▸ What is required
Send back the records in full, character for character.

▸ Data to process
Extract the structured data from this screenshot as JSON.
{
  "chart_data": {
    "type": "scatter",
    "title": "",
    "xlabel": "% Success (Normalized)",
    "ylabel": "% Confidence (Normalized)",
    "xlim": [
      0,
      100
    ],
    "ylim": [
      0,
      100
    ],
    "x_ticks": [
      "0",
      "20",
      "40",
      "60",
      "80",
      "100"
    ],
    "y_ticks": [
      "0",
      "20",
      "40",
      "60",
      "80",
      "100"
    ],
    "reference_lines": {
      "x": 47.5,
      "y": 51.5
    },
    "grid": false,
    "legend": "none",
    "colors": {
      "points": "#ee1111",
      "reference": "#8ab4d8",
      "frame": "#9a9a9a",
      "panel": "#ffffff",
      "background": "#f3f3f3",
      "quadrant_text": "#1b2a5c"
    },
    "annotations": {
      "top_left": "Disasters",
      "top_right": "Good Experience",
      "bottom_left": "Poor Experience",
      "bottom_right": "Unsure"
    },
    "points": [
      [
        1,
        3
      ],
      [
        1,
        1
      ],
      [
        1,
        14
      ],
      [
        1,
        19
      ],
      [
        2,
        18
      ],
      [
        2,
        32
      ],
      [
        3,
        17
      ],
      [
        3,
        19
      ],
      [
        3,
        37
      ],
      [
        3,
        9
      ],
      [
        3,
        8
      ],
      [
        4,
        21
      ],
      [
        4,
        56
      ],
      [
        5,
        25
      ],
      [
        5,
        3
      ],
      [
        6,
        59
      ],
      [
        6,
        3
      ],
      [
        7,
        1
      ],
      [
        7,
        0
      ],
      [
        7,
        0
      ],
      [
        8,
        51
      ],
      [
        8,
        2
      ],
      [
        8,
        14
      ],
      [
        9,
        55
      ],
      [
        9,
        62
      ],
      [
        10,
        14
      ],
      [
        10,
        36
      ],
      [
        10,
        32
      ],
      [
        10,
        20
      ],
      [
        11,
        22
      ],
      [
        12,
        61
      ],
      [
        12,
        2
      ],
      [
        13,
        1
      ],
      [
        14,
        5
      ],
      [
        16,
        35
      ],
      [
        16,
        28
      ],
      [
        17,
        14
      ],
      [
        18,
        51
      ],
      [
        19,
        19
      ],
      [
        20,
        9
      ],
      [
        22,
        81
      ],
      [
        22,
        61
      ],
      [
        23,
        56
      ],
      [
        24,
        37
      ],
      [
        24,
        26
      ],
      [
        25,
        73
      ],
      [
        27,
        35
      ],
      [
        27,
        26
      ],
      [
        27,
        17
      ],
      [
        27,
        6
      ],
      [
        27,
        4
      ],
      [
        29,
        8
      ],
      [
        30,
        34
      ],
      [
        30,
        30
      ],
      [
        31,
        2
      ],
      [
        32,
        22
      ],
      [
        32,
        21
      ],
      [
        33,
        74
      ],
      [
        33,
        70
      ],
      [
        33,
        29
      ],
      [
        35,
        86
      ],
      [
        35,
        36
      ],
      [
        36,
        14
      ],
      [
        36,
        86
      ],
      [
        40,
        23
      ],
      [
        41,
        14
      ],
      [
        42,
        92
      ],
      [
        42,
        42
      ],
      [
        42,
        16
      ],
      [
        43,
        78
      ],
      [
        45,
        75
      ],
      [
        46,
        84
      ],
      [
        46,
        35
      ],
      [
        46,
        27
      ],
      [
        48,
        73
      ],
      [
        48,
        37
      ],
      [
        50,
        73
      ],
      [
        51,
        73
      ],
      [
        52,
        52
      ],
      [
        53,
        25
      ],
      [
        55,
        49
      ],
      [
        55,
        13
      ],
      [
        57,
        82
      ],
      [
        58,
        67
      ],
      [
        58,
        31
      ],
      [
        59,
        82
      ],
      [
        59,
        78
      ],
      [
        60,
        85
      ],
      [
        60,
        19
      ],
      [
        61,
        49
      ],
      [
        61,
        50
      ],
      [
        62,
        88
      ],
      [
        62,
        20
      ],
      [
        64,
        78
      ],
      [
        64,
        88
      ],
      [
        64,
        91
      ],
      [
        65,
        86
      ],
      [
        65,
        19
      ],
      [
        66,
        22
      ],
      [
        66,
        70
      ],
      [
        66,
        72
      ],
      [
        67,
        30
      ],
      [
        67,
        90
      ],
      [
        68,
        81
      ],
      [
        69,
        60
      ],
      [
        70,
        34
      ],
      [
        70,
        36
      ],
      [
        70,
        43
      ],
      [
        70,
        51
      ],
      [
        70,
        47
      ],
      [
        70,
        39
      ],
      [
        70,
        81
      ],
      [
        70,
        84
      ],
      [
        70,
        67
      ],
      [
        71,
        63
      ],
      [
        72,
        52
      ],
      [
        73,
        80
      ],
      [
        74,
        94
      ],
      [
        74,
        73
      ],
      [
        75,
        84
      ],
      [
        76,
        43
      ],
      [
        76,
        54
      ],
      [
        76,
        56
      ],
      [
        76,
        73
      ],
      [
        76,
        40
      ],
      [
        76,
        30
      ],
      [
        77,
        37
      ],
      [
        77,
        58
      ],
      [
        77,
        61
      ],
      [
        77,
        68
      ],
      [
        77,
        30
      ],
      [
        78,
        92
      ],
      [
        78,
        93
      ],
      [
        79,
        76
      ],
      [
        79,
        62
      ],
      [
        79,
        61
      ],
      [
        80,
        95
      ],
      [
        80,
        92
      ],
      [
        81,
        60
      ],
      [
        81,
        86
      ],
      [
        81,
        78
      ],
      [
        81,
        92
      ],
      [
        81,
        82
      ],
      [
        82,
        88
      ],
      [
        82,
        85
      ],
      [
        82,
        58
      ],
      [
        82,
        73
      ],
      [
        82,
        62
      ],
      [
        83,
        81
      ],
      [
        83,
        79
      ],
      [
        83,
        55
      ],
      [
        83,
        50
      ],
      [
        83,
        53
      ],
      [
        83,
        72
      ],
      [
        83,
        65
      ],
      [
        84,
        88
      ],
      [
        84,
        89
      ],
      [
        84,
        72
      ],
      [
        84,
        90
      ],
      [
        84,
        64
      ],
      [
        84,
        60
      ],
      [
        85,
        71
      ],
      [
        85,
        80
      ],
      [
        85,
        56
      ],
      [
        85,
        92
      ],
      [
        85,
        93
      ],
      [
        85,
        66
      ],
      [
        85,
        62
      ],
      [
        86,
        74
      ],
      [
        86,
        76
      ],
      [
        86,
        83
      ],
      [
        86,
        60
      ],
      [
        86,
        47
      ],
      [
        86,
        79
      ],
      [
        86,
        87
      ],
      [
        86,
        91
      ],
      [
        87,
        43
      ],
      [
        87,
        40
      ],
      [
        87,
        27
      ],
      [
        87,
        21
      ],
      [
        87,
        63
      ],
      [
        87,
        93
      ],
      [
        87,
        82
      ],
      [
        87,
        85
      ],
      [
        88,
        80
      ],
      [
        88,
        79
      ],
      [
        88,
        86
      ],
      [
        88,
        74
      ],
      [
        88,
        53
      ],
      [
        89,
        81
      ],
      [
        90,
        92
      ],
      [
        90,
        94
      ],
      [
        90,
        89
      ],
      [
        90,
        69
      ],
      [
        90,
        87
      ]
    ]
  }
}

▸ Answer below
Extract the structured data from this screenshot as JSON.
{
  "chart_data": {
    "type": "scatter",
    "title": "",
    "xlabel": "% Success (Normalized)",
    "ylabel": "% Confidence (Normalized)",
    "xlim": [
      0,
      100
    ],
    "ylim": [
      0,
      100
    ],
    "x_ticks": [
      "0",
      "20",
      "40",
      "60",
      "80",
      "100"
    ],
    "y_ticks": [
      "0",
      "20",
      "40",
      "60",
      "80",
      "100"
    ],
    "reference_lines": {
      "x": 47.5,
      "y": 51.5
    },
    "grid": false,
    "legend": "none",
    "colors": {
      "points": "#ee1111",
      "reference": "#8ab4d8",
      "frame": "#9a9a9a",
      "panel": "#ffffff",
      "background": "#f3f3f3",
      "quadrant_text": "#1b2a5c"
    },
    "annotations": {
      "top_left": "Disasters",
      "top_right": "Good Experience",
      "bottom_left": "Poor Experience",
      "bottom_right": "Unsure"
    },
    "points": [
      [
        1,
        3
      ],
      [
        1,
        1
      ],
      [
        1,
        14
      ],
      [
        1,
        19
      ],
      [
        2,
        18
      ],
      [
        2,
        32
      ],
      [
        3,
        17
      ],
      [
        3,
        19
      ],
      [
        3,
        37
      ],
      [
        3,
        9
      ],
      [
        3,
        8
      ],
      [
        4,
        21
      ],
      [
        4,
        56
      ],
      [
        5,
        25
      ],
      [
        5,
        3
      ],
      [
        6,
        59
      ],
      [
        6,
        3
      ],
      [
        7,
        1
      ],
      [
        7,
        0
      ],
      [
        7,
        0
      ],
      [
        8,
        51
      ],
      [
        8,
        2
      ],
      [
        8,
        14
      ],
      [
        9,
        55
      ],
      [
        9,
        62
      ],
      [
        10,
        14
      ],
      [
        10,
        36
      ],
      [
        10,
        32
      ],
      [
        10,
        20
      ],
      [
        11,
        22
      ],
      [
        12,
        61
      ],
      [
        12,
        2
      ],
      [
        13,
        1
      ],
      [
        14,
        5
      ],
      [
        16,
        35
      ],
      [
        16,
        28
      ],
      [
        17,
        14
      ],
      [
        18,
        51
      ],
      [
        19,
        19
      ],
      [
        20,
        9
      ],
      [
        22,
        81
      ],
      [
        22,
        61
      ],
      [
        23,
        56
      ],
      [
        24,
        37
      ],
      [
        24,
        26
      ],
      [
        25,
        73
      ],
      [
        27,
        35
      ],
      [
        27,
        26
      ],
      [
        27,
        17
      ],
      [
        27,
        6
      ],
      [
        27,
        4
      ],
      [
        29,
        8
      ],
      [
        30,
        34
      ],
      [
        30,
        30
      ],
      [
        31,
        2
      ],
      [
        32,
        22
      ],
      [
        32,
        21
      ],
      [
        33,
        74
      ],
      [
        33,
        70
      ],
      [
        33,
        29
      ],
      [
        35,
        86
      ],
      [
        35,
        36
      ],
      [
        36,
        14
      ],
      [
        36,
        86
      ],
      [
        40,
        23
      ],
      [
        41,
        14
      ],
      [
        42,
        92
      ],
      [
        42,
        42
      ],
      [
        42,
        16
      ],
      [
        43,
        78
      ],
      [
        45,
        75
      ],
      [
        46,
        84
      ],
      [
        46,
        35
      ],
      [
        46,
        27
      ],
      [
        48,
        73
      ],
      [
        48,
        37
      ],
      [
        50,
        73
      ],
      [
        51,
        73
      ],
      [
        52,
        52
      ],
      [
        53,
        25
      ],
      [
        55,
        49
      ],
      [
        55,
        13
      ],
      [
        57,
        82
      ],
      [
        58,
        67
      ],
      [
        58,
        31
      ],
      [
        59,
        82
      ],
      [
        59,
        78
      ],
      [
        60,
        85
      ],
      [
        60,
        19
      ],
      [
        61,
        49
      ],
      [
        61,
        50
      ],
      [
        62,
        88
      ],
      [
        62,
        20
      ],
      [
        64,
        78
      ],
      [
        64,
        88
      ],
      [
        64,
        91
      ],
      [
        65,
        86
      ],
      [
        65,
        19
      ],
      [
        66,
        22
      ],
      [
        66,
        70
      ],
      [
        66,
        72
      ],
      [
        67,
        30
      ],
      [
        67,
        90
      ],
      [
        68,
        81
      ],
      [
        69,
        60
      ],
      [
        70,
        34
      ],
      [
        70,
        36
      ],
      [
        70,
        43
      ],
      [
        70,
        51
      ],
      [
        70,
        47
      ],
      [
        70,
        39
      ],
      [
        70,
        81
      ],
      [
        70,
        84
      ],
      [
        70,
        67
      ],
      [
        71,
        63
      ],
      [
        72,
        52
      ],
      [
        73,
        80
      ],
      [
        74,
        94
      ],
      [
        74,
        73
      ],
      [
        75,
        84
      ],
      [
        76,
        43
      ],
      [
        76,
        54
      ],
      [
        76,
        56
      ],
      [
        76,
        73
      ],
      [
        76,
        40
      ],
      [
        76,
        30
      ],
      [
        77,
        37
      ],
      [
        77,
        58
      ],
      [
        77,
        61
      ],
      [
        77,
        68
      ],
      [
        77,
        30
      ],
      [
        78,
        92
      ],
      [
        78,
        93
      ],
      [
        79,
        76
      ],
      [
        79,
        62
      ],
      [
        79,
        61
      ],
      [
        80,
        95
      ],
      [
        80,
        92
      ],
      [
        81,
        60
      ],
      [
        81,
        86
      ],
      [
        81,
        78
      ],
      [
        81,
        92
      ],
      [
        81,
        82
      ],
      [
        82,
        88
      ],
      [
        82,
        85
      ],
      [
        82,
        58
      ],
      [
        82,
        73
      ],
      [
        82,
        62
      ],
      [
        83,
        81
      ],
      [
        83,
        79
      ],
      [
        83,
        55
      ],
      [
        83,
        50
      ],
      [
        83,
        53
      ],
      [
        83,
        72
      ],
      [
        83,
        65
      ],
      [
        84,
        88
      ],
      [
        84,
        89
      ],
      [
        84,
        72
      ],
      [
        84,
        90
      ],
      [
        84,
        64
      ],
      [
        84,
        60
      ],
      [
        85,
        71
      ],
      [
        85,
        80
      ],
      [
        85,
        56
      ],
      [
        85,
        92
      ],
      [
        85,
        93
      ],
      [
        85,
        66
      ],
      [
        85,
        62
      ],
      [
        86,
        74
      ],
      [
        86,
        76
      ],
      [
        86,
        83
      ],
      [
        86,
        60
      ],
      [
        86,
        47
      ],
      [
        86,
        79
      ],
      [
        86,
        87
      ],
      [
        86,
        91
      ],
      [
        87,
        43
      ],
      [
        87,
        40
      ],
      [
        87,
        27
      ],
      [
        87,
        21
      ],
      [
        87,
        63
      ],
      [
        87,
        93
      ],
      [
        87,
        82
      ],
      [
        87,
        85
      ],
      [
        88,
        80
      ],
      [
        88,
        79
      ],
      [
        88,
        86
      ],
      [
        88,
        74
      ],
      [
        88,
        53
      ],
      [
        89,
        81
      ],
      [
        90,
        92
      ],
      [
        90,
        94
      ],
      [
        90,
        89
      ],
      [
        90,
        69
      ],
      [
        90,
        87
      ]
    ]
  }
}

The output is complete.